Exercise aim:
Reproduce the entries below verbatim, from the start of the entries through the line containing "0, 714, 30]".

--

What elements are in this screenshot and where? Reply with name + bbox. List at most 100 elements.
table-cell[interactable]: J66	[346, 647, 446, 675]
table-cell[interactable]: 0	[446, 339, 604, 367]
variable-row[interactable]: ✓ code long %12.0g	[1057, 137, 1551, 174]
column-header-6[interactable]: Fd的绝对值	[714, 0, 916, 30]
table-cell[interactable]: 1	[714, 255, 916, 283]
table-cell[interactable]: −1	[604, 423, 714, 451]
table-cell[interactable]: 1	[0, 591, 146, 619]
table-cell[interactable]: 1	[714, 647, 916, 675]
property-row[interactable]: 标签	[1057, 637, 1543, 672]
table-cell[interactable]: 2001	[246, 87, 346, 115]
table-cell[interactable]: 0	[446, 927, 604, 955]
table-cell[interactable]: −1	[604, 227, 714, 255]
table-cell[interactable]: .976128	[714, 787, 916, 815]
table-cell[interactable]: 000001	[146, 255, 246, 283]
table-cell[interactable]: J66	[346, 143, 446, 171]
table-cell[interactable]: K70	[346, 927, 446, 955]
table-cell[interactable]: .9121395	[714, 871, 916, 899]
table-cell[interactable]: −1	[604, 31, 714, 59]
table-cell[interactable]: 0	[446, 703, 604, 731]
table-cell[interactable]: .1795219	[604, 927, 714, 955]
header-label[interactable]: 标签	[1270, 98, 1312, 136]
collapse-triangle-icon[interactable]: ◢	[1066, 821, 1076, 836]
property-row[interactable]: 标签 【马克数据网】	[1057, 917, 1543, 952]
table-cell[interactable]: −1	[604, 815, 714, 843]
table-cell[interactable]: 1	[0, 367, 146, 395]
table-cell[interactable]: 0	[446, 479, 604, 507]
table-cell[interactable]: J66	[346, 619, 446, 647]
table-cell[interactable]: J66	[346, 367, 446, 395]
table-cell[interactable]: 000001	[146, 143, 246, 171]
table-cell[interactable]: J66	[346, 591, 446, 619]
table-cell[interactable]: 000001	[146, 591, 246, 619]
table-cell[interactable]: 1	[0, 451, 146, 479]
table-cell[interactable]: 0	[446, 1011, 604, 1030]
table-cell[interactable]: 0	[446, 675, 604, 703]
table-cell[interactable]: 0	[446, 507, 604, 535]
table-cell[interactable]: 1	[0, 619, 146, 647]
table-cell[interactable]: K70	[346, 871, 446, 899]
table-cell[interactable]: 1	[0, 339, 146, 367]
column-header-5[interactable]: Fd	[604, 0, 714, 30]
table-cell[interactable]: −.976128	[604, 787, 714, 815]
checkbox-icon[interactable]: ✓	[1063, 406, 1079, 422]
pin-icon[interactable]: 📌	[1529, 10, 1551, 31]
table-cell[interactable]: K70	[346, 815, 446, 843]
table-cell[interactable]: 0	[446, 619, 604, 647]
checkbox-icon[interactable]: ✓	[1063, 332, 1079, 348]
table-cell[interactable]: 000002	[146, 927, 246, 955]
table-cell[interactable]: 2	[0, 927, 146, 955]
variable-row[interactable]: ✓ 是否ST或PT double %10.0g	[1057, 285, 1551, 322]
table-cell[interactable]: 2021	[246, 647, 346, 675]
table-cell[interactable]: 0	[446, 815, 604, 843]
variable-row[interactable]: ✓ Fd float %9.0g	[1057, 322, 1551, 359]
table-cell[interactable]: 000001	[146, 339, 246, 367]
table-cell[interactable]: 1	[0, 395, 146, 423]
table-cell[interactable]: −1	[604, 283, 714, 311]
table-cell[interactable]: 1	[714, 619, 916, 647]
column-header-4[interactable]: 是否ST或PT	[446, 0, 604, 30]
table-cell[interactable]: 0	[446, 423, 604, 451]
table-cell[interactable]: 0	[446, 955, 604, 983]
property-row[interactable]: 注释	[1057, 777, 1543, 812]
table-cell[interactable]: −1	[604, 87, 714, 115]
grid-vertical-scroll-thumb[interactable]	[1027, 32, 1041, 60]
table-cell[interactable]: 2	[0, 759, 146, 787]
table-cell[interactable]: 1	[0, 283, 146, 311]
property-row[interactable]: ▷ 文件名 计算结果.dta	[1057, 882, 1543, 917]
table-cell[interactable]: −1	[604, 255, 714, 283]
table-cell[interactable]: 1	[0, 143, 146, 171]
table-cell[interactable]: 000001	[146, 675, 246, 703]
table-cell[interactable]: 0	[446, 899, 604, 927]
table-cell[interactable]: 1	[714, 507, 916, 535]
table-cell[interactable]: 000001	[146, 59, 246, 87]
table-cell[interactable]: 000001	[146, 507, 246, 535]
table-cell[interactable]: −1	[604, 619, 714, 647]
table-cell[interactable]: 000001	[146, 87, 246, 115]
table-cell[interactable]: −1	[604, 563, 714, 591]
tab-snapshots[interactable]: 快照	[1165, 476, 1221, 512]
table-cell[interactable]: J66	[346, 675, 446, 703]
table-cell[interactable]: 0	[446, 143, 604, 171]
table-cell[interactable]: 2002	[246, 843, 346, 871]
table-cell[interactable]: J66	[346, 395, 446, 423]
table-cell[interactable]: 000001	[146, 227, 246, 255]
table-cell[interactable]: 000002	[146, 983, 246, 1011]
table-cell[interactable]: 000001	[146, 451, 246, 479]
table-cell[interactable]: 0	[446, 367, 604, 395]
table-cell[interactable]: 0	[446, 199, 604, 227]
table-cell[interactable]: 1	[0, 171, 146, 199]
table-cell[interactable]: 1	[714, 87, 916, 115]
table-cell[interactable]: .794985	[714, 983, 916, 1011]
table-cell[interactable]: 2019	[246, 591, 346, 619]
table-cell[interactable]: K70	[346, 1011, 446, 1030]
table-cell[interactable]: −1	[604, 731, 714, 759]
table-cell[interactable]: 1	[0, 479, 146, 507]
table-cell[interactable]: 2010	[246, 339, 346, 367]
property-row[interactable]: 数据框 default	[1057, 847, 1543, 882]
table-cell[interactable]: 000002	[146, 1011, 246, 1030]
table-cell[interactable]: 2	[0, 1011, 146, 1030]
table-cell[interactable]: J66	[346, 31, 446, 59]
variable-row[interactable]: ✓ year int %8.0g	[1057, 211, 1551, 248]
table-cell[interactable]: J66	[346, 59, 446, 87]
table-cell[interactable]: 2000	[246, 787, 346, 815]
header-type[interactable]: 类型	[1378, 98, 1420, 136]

--

Written answer:
What elements are in this screenshot and where? Reply with name + bbox. List at most 100 elements.
table-cell[interactable]: J66	[346, 647, 446, 675]
table-cell[interactable]: 0	[446, 339, 604, 367]
variable-row[interactable]: ✓ code long %12.0g	[1057, 137, 1551, 174]
column-header-6[interactable]: Fd的绝对值	[714, 0, 916, 30]
table-cell[interactable]: 1	[714, 255, 916, 283]
table-cell[interactable]: −1	[604, 423, 714, 451]
table-cell[interactable]: 1	[0, 591, 146, 619]
table-cell[interactable]: 1	[714, 647, 916, 675]
property-row[interactable]: 标签	[1057, 637, 1543, 672]
table-cell[interactable]: 2001	[246, 87, 346, 115]
table-cell[interactable]: 0	[446, 927, 604, 955]
table-cell[interactable]: −1	[604, 227, 714, 255]
table-cell[interactable]: .976128	[714, 787, 916, 815]
table-cell[interactable]: 000001	[146, 255, 246, 283]
table-cell[interactable]: J66	[346, 143, 446, 171]
table-cell[interactable]: K70	[346, 927, 446, 955]
table-cell[interactable]: .9121395	[714, 871, 916, 899]
table-cell[interactable]: −1	[604, 31, 714, 59]
table-cell[interactable]: 0	[446, 703, 604, 731]
table-cell[interactable]: .1795219	[604, 927, 714, 955]
header-label[interactable]: 标签	[1270, 98, 1312, 136]
collapse-triangle-icon[interactable]: ◢	[1066, 821, 1076, 836]
property-row[interactable]: 标签 【马克数据网】	[1057, 917, 1543, 952]
table-cell[interactable]: −1	[604, 815, 714, 843]
table-cell[interactable]: 1	[0, 367, 146, 395]
table-cell[interactable]: 0	[446, 479, 604, 507]
table-cell[interactable]: J66	[346, 619, 446, 647]
table-cell[interactable]: J66	[346, 367, 446, 395]
table-cell[interactable]: 000001	[146, 143, 246, 171]
table-cell[interactable]: J66	[346, 591, 446, 619]
table-cell[interactable]: 000001	[146, 591, 246, 619]
table-cell[interactable]: 1	[0, 451, 146, 479]
table-cell[interactable]: 0	[446, 1011, 604, 1030]
table-cell[interactable]: 0	[446, 675, 604, 703]
table-cell[interactable]: 0	[446, 507, 604, 535]
table-cell[interactable]: 1	[0, 619, 146, 647]
table-cell[interactable]: K70	[346, 871, 446, 899]
table-cell[interactable]: 1	[0, 339, 146, 367]
column-header-5[interactable]: Fd	[604, 0, 714, 30]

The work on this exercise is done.